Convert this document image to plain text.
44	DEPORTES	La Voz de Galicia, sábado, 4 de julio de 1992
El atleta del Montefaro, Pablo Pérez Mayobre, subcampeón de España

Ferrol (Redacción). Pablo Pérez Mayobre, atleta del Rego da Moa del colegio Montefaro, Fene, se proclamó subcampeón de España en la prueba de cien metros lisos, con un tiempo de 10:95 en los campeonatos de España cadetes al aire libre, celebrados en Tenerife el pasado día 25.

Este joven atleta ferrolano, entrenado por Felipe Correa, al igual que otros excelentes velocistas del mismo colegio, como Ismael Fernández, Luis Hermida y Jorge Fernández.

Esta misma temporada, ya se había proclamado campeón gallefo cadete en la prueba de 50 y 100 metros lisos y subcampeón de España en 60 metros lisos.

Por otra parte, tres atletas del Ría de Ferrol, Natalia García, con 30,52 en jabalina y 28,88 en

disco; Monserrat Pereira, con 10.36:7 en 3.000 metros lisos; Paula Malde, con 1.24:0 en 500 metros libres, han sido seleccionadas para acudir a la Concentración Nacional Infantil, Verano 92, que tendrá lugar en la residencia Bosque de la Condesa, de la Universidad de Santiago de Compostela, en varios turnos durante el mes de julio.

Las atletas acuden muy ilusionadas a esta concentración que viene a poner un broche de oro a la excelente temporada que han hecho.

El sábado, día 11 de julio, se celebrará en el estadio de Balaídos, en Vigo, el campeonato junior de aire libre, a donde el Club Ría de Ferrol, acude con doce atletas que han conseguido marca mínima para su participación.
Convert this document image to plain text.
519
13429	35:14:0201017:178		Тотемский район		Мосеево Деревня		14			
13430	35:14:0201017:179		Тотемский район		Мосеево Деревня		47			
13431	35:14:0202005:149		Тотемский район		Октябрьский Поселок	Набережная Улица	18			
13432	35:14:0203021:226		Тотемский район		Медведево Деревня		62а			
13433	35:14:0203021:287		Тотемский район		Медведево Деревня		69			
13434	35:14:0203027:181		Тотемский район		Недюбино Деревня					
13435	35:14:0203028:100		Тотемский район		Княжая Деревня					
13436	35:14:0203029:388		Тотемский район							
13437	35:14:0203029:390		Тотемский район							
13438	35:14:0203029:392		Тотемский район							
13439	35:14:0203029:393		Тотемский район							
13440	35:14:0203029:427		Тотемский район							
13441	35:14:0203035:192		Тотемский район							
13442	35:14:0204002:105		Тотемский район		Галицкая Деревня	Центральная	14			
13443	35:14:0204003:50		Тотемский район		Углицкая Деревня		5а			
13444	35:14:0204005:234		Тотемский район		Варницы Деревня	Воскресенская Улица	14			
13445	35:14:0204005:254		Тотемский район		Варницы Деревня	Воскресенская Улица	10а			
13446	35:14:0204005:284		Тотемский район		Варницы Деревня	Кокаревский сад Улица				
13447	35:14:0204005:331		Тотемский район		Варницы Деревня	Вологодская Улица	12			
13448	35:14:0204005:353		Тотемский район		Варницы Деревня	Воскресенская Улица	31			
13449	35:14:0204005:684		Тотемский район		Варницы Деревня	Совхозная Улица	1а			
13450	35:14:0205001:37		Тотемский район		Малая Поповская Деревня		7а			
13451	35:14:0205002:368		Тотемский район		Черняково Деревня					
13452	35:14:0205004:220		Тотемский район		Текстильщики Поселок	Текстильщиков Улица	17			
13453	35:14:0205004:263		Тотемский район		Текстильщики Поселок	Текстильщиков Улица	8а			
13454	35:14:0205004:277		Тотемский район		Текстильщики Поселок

*Given request*
Collect from the data above every line that includes "julio".

*Solution for this exercise*
44	DEPORTES	La Voz de Galicia, sábado, 4 de julio de 1992
disco; Monserrat Pereira, con 10.36:7 en 3.000 metros lisos; Paula Malde, con 1.24:0 en 500 metros libres, han sido seleccionadas para acudir a la Concentración Nacional Infantil, Verano 92, que tendrá lugar en la residencia Bosque de la Condesa, de la Universidad de Santiago de Compostela, en varios turnos durante el mes de julio.
El sábado, día 11 de julio, se celebrará en el estadio de Balaídos, en Vigo, el campeonato junior de aire libre, a donde el Club Ría de Ferrol, acude con doce atletas que han conseguido marca mínima para su participación.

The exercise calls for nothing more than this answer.